-- Start of Input rows --
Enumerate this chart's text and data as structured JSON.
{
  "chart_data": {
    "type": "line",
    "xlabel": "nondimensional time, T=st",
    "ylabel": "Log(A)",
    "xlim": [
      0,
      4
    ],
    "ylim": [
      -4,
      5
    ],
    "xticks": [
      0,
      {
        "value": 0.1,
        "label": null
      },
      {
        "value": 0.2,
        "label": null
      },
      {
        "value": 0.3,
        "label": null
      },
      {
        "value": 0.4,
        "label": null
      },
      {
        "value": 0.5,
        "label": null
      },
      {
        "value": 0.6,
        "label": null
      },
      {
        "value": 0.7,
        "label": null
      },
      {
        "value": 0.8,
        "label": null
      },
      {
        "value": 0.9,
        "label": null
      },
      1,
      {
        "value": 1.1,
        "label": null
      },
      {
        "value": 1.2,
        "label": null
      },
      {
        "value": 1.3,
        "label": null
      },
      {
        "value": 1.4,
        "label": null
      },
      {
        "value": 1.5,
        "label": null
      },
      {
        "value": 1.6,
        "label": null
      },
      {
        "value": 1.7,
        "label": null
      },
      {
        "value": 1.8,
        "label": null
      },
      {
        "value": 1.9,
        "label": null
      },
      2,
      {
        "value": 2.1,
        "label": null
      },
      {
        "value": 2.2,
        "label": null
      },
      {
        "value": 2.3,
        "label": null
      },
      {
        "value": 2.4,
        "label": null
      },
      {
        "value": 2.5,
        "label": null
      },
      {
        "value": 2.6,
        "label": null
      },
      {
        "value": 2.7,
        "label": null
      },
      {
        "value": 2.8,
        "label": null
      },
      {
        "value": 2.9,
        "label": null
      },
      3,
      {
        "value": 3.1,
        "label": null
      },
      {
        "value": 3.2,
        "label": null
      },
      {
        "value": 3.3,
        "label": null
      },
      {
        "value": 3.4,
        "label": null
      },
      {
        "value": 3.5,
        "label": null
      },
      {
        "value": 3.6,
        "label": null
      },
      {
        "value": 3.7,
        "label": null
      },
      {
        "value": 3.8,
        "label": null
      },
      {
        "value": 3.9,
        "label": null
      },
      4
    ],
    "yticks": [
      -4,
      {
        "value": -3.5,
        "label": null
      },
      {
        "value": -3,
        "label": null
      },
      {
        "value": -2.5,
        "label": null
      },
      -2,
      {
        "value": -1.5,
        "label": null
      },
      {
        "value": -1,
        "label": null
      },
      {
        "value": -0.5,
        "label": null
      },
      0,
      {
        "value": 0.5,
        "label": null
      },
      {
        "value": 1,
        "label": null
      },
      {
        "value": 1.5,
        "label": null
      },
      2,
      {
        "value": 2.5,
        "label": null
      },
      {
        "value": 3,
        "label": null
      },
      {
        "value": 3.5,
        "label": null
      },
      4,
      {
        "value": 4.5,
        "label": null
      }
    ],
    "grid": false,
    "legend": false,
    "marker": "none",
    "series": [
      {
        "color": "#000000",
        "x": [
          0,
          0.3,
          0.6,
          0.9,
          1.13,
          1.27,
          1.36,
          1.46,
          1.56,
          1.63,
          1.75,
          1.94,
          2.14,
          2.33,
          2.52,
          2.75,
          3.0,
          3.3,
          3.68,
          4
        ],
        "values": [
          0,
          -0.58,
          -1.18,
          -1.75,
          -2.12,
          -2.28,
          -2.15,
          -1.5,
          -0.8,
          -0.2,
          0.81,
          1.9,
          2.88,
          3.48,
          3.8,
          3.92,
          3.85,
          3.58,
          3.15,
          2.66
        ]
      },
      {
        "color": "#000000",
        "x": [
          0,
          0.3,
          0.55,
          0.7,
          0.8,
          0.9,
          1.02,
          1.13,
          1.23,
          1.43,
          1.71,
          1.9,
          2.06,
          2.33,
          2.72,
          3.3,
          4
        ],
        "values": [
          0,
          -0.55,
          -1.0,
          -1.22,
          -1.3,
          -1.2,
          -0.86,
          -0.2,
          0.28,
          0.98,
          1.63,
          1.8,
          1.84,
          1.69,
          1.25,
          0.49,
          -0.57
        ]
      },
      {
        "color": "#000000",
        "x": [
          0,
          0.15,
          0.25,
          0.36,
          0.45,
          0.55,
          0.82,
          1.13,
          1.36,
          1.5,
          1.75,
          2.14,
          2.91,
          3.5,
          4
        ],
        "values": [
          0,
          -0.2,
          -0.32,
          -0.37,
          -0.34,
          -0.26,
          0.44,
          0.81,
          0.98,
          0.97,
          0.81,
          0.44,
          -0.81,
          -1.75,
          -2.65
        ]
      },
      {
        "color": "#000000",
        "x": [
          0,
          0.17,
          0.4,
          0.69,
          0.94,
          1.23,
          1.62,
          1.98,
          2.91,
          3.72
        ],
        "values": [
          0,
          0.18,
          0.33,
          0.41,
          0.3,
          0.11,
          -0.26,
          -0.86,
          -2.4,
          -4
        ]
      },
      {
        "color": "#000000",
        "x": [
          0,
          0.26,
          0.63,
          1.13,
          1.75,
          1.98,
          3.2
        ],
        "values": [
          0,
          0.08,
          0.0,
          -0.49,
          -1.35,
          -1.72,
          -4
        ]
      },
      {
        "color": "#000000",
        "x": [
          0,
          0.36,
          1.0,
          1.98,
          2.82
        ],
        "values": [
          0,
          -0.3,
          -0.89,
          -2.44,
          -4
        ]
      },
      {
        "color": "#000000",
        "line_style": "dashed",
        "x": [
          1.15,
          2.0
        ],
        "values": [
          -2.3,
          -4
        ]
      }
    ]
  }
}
-- End of Input rows --
Exercise goal – Print all of the entries exactly as they appear.

Output of the exercise –
Enumerate this chart's text and data as structured JSON.
{
  "chart_data": {
    "type": "line",
    "xlabel": "nondimensional time, T=st",
    "ylabel": "Log(A)",
    "xlim": [
      0,
      4
    ],
    "ylim": [
      -4,
      5
    ],
    "xticks": [
      0,
      {
        "value": 0.1,
        "label": null
      },
      {
        "value": 0.2,
        "label": null
      },
      {
        "value": 0.3,
        "label": null
      },
      {
        "value": 0.4,
        "label": null
      },
      {
        "value": 0.5,
        "label": null
      },
      {
        "value": 0.6,
        "label": null
      },
      {
        "value": 0.7,
        "label": null
      },
      {
        "value": 0.8,
        "label": null
      },
      {
        "value": 0.9,
        "label": null
      },
      1,
      {
        "value": 1.1,
        "label": null
      },
      {
        "value": 1.2,
        "label": null
      },
      {
        "value": 1.3,
        "label": null
      },
      {
        "value": 1.4,
        "label": null
      },
      {
        "value": 1.5,
        "label": null
      },
      {
        "value": 1.6,
        "label": null
      },
      {
        "value": 1.7,
        "label": null
      },
      {
        "value": 1.8,
        "label": null
      },
      {
        "value": 1.9,
        "label": null
      },
      2,
      {
        "value": 2.1,
        "label": null
      },
      {
        "value": 2.2,
        "label": null
      },
      {
        "value": 2.3,
        "label": null
      },
      {
        "value": 2.4,
        "label": null
      },
      {
        "value": 2.5,
        "label": null
      },
      {
        "value": 2.6,
        "label": null
      },
      {
        "value": 2.7,
        "label": null
      },
      {
        "value": 2.8,
        "label": null
      },
      {
        "value": 2.9,
        "label": null
      },
      3,
      {
        "value": 3.1,
        "label": null
      },
      {
        "value": 3.2,
        "label": null
      },
      {
        "value": 3.3,
        "label": null
      },
      {
        "value": 3.4,
        "label": null
      },
      {
        "value": 3.5,
        "label": null
      },
      {
        "value": 3.6,
        "label": null
      },
      {
        "value": 3.7,
        "label": null
      },
      {
        "value": 3.8,
        "label": null
      },
      {
        "value": 3.9,
        "label": null
      },
      4
    ],
    "yticks": [
      -4,
      {
        "value": -3.5,
        "label": null
      },
      {
        "value": -3,
        "label": null
      },
      {
        "value": -2.5,
        "label": null
      },
      -2,
      {
        "value": -1.5,
        "label": null
      },
      {
        "value": -1,
        "label": null
      },
      {
        "value": -0.5,
        "label": null
      },
      0,
      {
        "value": 0.5,
        "label": null
      },
      {
        "value": 1,
        "label": null
      },
      {
        "value": 1.5,
        "label": null
      },
      2,
      {
        "value": 2.5,
        "label": null
      },
      {
        "value": 3,
        "label": null
      },
      {
        "value": 3.5,
        "label": null
      },
      4,
      {
        "value": 4.5,
        "label": null
      }
    ],
    "grid": false,
    "legend": false,
    "marker": "none",
    "series": [
      {
        "color": "#000000",
        "x": [
          0,
          0.3,
          0.6,
          0.9,
          1.13,
          1.27,
          1.36,
          1.46,
          1.56,
          1.63,
          1.75,
          1.94,
          2.14,
          2.33,
          2.52,
          2.75,
          3.0,
          3.3,
          3.68,
          4
        ],
        "values": [
          0,
          -0.58,
          -1.18,
          -1.75,
          -2.12,
          -2.28,
          -2.15,
          -1.5,
          -0.8,
          -0.2,
          0.81,
          1.9,
          2.88,
          3.48,
          3.8,
          3.92,
          3.85,
          3.58,
          3.15,
          2.66
        ]
      },
      {
        "color": "#000000",
        "x": [
          0,
          0.3,
          0.55,
          0.7,
          0.8,
          0.9,
          1.02,
          1.13,
          1.23,
          1.43,
          1.71,
          1.9,
          2.06,
          2.33,
          2.72,
          3.3,
          4
        ],
        "values": [
          0,
          -0.55,
          -1.0,
          -1.22,
          -1.3,
          -1.2,
          -0.86,
          -0.2,
          0.28,
          0.98,
          1.63,
          1.8,
          1.84,
          1.69,
          1.25,
          0.49,
          -0.57
        ]
      },
      {
        "color": "#000000",
        "x": [
          0,
          0.15,
          0.25,
          0.36,
          0.45,
          0.55,
          0.82,
          1.13,
          1.36,
          1.5,
          1.75,
          2.14,
          2.91,
          3.5,
          4
        ],
        "values": [
          0,
          -0.2,
          -0.32,
          -0.37,
          -0.34,
          -0.26,
          0.44,
          0.81,
          0.98,
          0.97,
          0.81,
          0.44,
          -0.81,
          -1.75,
          -2.65
        ]
      },
      {
        "color": "#000000",
        "x": [
          0,
          0.17,
          0.4,
          0.69,
          0.94,
          1.23,
          1.62,
          1.98,
          2.91,
          3.72
        ],
        "values": [
          0,
          0.18,
          0.33,
          0.41,
          0.3,
          0.11,
          -0.26,
          -0.86,
          -2.4,
          -4
        ]
      },
      {
        "color": "#000000",
        "x": [
          0,
          0.26,
          0.63,
          1.13,
          1.75,
          1.98,
          3.2
        ],
        "values": [
          0,
          0.08,
          0.0,
          -0.49,
          -1.35,
          -1.72,
          -4
        ]
      },
      {
        "color": "#000000",
        "x": [
          0,
          0.36,
          1.0,
          1.98,
          2.82
        ],
        "values": [
          0,
          -0.3,
          -0.89,
          -2.44,
          -4
        ]
      },
      {
        "color": "#000000",
        "line_style": "dashed",
        "x": [
          1.15,
          2.0
        ],
        "values": [
          -2.3,
          -4
        ]
      }
    ]
  }
}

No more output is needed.